Figure collection entries
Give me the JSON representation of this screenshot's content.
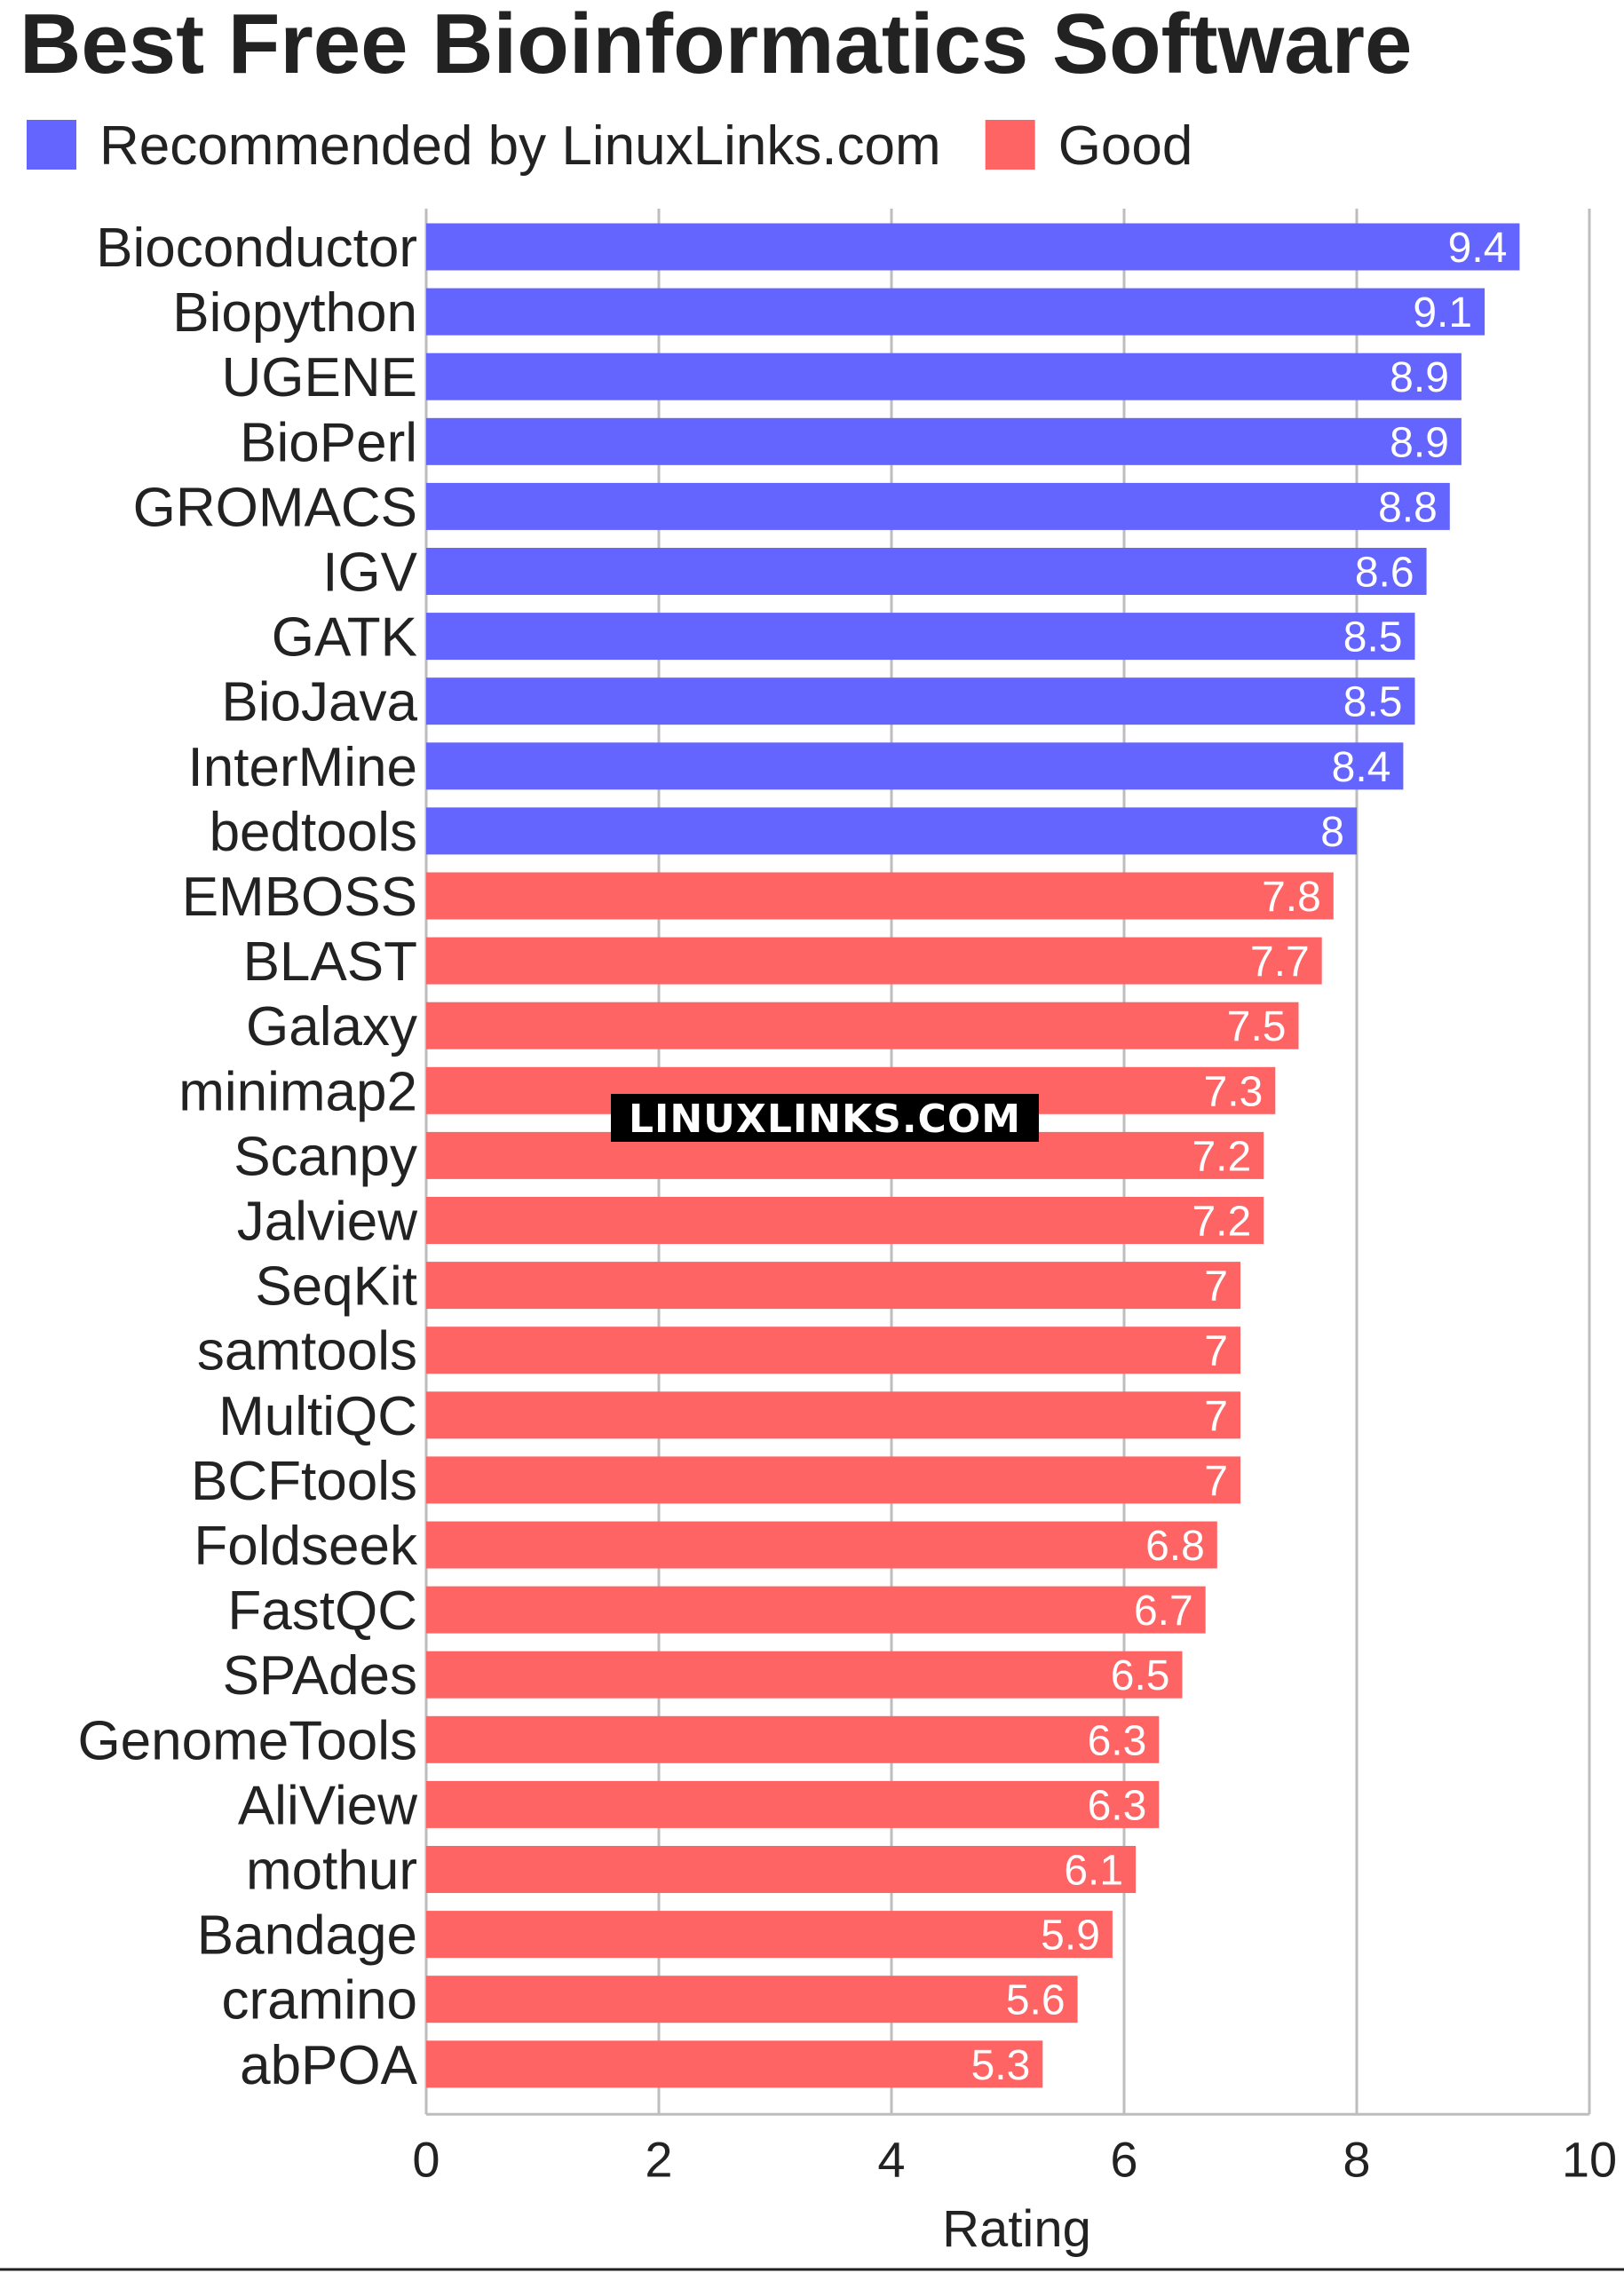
{
  "chart_data": {
    "type": "bar",
    "orientation": "horizontal",
    "title": "Best Free Bioinformatics Software",
    "xlabel": "Rating",
    "ylabel": "",
    "xlim": [
      0,
      10
    ],
    "ticks": [
      0,
      2,
      4,
      6,
      8,
      10
    ],
    "grid": true,
    "legend_position": "top-left",
    "legend": [
      {
        "name": "Recommended by LinuxLinks.com",
        "color": "#6464ff"
      },
      {
        "name": "Good",
        "color": "#ff6464"
      }
    ],
    "categories": [
      "Bioconductor",
      "Biopython",
      "UGENE",
      "BioPerl",
      "GROMACS",
      "IGV",
      "GATK",
      "BioJava",
      "InterMine",
      "bedtools",
      "EMBOSS",
      "BLAST",
      "Galaxy",
      "minimap2",
      "Scanpy",
      "Jalview",
      "SeqKit",
      "samtools",
      "MultiQC",
      "BCFtools",
      "Foldseek",
      "FastQC",
      "SPAdes",
      "GenomeTools",
      "AliView",
      "mothur",
      "Bandage",
      "cramino",
      "abPOA"
    ],
    "values": [
      9.4,
      9.1,
      8.9,
      8.9,
      8.8,
      8.6,
      8.5,
      8.5,
      8.4,
      8,
      7.8,
      7.7,
      7.5,
      7.3,
      7.2,
      7.2,
      7,
      7,
      7,
      7,
      6.8,
      6.7,
      6.5,
      6.3,
      6.3,
      6.1,
      5.9,
      5.6,
      5.3
    ],
    "value_labels": [
      "9.4",
      "9.1",
      "8.9",
      "8.9",
      "8.8",
      "8.6",
      "8.5",
      "8.5",
      "8.4",
      "8",
      "7.8",
      "7.7",
      "7.5",
      "7.3",
      "7.2",
      "7.2",
      "7",
      "7",
      "7",
      "7",
      "6.8",
      "6.7",
      "6.5",
      "6.3",
      "6.3",
      "6.1",
      "5.9",
      "5.6",
      "5.3"
    ],
    "groups": [
      "Recommended by LinuxLinks.com",
      "Recommended by LinuxLinks.com",
      "Recommended by LinuxLinks.com",
      "Recommended by LinuxLinks.com",
      "Recommended by LinuxLinks.com",
      "Recommended by LinuxLinks.com",
      "Recommended by LinuxLinks.com",
      "Recommended by LinuxLinks.com",
      "Recommended by LinuxLinks.com",
      "Recommended by LinuxLinks.com",
      "Good",
      "Good",
      "Good",
      "Good",
      "Good",
      "Good",
      "Good",
      "Good",
      "Good",
      "Good",
      "Good",
      "Good",
      "Good",
      "Good",
      "Good",
      "Good",
      "Good",
      "Good",
      "Good"
    ]
  },
  "watermark": "LINUXLINKS.COM"
}
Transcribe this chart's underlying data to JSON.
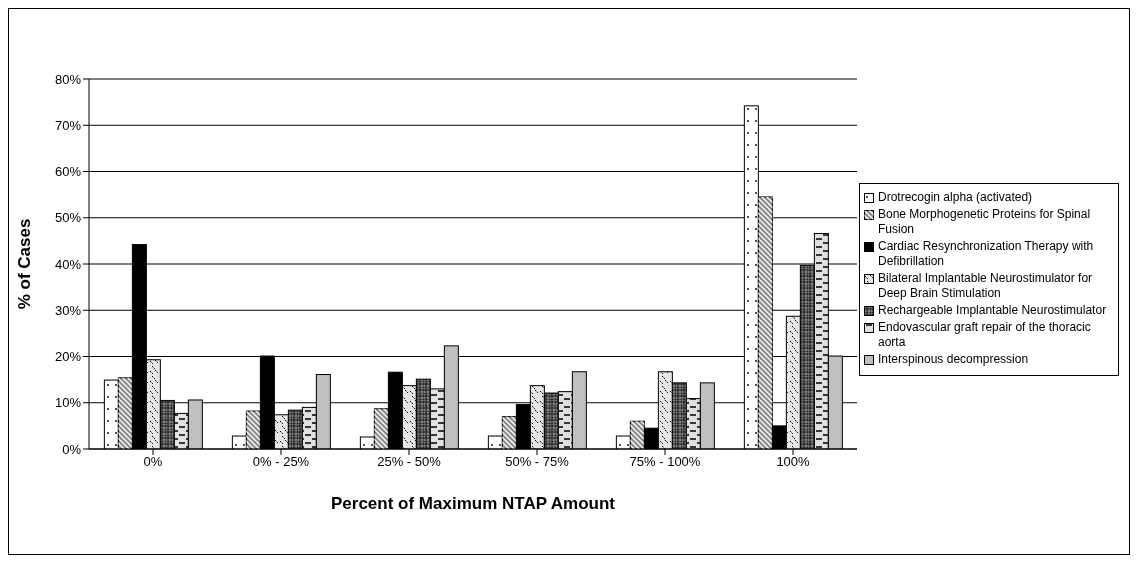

- [AIM OF THE TASK] Search the entries above for the string "name", and report each line where it occurs.

- [EXPECTED OUTPUT]
        "name": "Recommended by LinuxLinks.com",
        "name": "Good",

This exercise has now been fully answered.